Please write the next part of the news piece on Guterres's remarks about Islamophobia, picking up after its last sentence.

READING PASSAGE:
= = =
On Wednesday, while marking the Commemoration of the International Day to Combat Islamophobia at a United Nations event, Guterres said that hatred and discrimination against Muslims has risen to “epidemic proportions”. 

Drawing attention to skyrocketing anti-Muslim bigotry that is taking shape around nationalism, Guterres said, "A resurgence in anti-Muslim bigotry is certainly in-line with other distressing trends we are seeing globally: a resurgence in ethno-nationalism, neo-Nazism, stigma and hate speech targeting vulnerable populations including Muslims, Jews, some minority Christian communities, as well as others." 

It is not the first time he has raised this issue. The secretary general last month also called for a global reset for the sake of human rights. 

In his last speech on Wednesday, Guterres also said, "Minority communities are part of the richness of our cultural and social fabric, yet we see not only forms of discrimination, but also policies of assimilation that seek to wipe out the cultural and religious identity of minority communities".

He quoted the Holy Quran. “Nations and tribes were created to know each other,” suggesting that diversity richness should not be seen as a threat.
= = =
STUDY MATERIAL:
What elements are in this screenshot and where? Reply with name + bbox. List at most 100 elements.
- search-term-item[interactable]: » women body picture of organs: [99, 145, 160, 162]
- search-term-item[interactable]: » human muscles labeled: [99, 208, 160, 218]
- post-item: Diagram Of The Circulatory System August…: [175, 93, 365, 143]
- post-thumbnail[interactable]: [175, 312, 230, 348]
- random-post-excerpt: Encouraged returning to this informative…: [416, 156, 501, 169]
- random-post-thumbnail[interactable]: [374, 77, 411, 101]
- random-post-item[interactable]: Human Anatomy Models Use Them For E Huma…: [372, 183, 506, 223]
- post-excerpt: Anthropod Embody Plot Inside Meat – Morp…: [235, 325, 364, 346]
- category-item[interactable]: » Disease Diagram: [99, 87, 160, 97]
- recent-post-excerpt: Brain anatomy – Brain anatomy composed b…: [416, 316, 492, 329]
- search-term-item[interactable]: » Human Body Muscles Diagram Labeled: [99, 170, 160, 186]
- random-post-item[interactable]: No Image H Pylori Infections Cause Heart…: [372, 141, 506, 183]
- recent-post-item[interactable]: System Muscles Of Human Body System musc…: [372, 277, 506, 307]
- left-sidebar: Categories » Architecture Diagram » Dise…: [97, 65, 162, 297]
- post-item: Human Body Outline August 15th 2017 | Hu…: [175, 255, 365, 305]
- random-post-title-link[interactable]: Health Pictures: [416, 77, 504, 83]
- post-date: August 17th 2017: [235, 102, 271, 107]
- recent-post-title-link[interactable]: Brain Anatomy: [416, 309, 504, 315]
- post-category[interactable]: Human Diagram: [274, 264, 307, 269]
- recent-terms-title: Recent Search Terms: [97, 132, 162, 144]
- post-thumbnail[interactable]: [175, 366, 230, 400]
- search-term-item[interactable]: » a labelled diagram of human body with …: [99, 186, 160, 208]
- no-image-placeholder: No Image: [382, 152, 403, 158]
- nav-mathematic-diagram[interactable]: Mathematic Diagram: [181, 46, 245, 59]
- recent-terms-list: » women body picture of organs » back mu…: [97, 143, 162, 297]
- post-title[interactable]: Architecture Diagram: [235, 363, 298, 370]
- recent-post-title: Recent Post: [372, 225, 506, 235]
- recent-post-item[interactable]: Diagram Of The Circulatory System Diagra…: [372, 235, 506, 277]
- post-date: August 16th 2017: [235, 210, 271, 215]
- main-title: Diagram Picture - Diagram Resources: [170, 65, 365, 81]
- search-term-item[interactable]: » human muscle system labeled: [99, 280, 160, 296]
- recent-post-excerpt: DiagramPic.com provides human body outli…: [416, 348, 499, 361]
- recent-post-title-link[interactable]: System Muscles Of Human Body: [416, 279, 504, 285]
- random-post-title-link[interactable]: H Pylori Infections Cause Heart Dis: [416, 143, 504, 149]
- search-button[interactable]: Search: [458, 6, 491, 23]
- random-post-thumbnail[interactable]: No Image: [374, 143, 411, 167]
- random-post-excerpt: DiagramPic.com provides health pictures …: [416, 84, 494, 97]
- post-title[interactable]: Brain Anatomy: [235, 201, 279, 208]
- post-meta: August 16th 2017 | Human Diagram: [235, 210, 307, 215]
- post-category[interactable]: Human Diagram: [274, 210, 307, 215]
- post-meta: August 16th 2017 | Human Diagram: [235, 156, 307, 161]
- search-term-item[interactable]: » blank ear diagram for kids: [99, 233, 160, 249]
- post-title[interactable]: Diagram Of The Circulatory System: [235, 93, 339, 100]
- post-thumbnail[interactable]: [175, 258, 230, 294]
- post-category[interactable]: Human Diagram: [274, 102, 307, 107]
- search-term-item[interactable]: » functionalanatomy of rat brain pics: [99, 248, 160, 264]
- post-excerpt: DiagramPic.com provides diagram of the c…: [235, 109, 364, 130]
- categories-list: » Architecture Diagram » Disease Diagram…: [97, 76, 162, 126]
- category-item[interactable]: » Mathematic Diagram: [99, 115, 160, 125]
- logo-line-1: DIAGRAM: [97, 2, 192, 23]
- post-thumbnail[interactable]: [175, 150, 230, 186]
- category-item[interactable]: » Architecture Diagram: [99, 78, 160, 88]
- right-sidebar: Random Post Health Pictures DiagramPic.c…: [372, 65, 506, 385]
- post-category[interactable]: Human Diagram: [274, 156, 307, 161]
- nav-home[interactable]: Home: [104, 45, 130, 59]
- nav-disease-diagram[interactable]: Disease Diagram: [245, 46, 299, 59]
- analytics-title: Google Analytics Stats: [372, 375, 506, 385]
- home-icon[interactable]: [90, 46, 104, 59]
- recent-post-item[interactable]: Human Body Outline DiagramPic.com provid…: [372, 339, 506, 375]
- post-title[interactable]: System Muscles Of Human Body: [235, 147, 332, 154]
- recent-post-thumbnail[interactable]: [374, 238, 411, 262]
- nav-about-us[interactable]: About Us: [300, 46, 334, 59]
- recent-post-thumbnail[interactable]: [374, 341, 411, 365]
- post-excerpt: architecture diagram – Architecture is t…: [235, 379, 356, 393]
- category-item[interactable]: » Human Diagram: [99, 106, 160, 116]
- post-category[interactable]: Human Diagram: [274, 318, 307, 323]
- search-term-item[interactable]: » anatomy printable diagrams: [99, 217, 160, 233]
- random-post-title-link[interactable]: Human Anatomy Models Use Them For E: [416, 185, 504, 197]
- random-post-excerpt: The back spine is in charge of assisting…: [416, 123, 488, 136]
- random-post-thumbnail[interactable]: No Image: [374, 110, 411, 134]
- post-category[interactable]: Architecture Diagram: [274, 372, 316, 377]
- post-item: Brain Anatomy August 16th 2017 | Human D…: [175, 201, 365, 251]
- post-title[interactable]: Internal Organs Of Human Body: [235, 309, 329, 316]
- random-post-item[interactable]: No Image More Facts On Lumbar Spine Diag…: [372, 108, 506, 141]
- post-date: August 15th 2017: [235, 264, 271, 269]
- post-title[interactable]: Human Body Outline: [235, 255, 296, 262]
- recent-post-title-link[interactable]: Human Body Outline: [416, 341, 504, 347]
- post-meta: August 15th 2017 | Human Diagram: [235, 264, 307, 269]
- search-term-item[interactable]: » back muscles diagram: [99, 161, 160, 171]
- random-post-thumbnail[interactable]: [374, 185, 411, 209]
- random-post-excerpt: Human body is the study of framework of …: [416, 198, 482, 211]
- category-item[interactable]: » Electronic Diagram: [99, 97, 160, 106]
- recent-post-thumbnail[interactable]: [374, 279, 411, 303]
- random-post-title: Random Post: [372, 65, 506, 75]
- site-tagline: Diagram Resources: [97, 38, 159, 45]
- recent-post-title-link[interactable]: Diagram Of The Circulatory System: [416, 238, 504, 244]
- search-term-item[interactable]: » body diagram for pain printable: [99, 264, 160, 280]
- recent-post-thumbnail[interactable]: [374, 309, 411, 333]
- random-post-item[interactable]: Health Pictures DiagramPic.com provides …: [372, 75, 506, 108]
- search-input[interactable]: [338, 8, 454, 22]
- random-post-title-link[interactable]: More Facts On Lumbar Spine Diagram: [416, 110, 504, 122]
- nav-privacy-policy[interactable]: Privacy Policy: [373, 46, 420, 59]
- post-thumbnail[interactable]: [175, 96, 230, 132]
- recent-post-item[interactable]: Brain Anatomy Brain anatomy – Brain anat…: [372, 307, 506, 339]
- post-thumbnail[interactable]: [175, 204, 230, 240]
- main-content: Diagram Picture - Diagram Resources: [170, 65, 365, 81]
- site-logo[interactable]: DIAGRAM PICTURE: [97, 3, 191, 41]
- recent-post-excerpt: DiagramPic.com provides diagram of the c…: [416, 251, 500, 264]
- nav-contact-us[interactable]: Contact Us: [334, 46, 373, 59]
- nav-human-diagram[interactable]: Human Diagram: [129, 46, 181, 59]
= = =
RESULT OF THE EXERCISE:
Guterres also mentioned that stoking the fires of racism, anti-Semitism, anti-Muslim bigotry, violence against some minority Christian communities, homophobia, xenophobia and misogyny, is nothing new.

“It has just become more overt, easier to achieve, and globalised.”

“When we allow the denigration of any one of us, we set the precedent for the demonization of all of us,” Guterres added on 22 February. 

The International Day to Combat Islamophobia was marked for the first time this year following the deadly attacks on two mosques in Christchurch, New Zealand on March 15, 2019 in which 51 Muslims were killed and 49 others injured.

A grudge transcending centuries

Even Joram van Klaveren, a former far-right European politician, and a once close ally of Geert Wilders, speaking to TRT World said that the far-right across the world attempts to use and impose historical events on the present day, and today’s violence against Muslims is a form of revenge. 

Now, after two years since Brenton Tarrant live-streamed a massacre of Muslims at two mosques in New Zealand, Klaveren says nothing has changed. 

“What Tarrant and the others from the far-right do is that they bring these stories out of history, twist them around and use them to scare everybody,” he explains.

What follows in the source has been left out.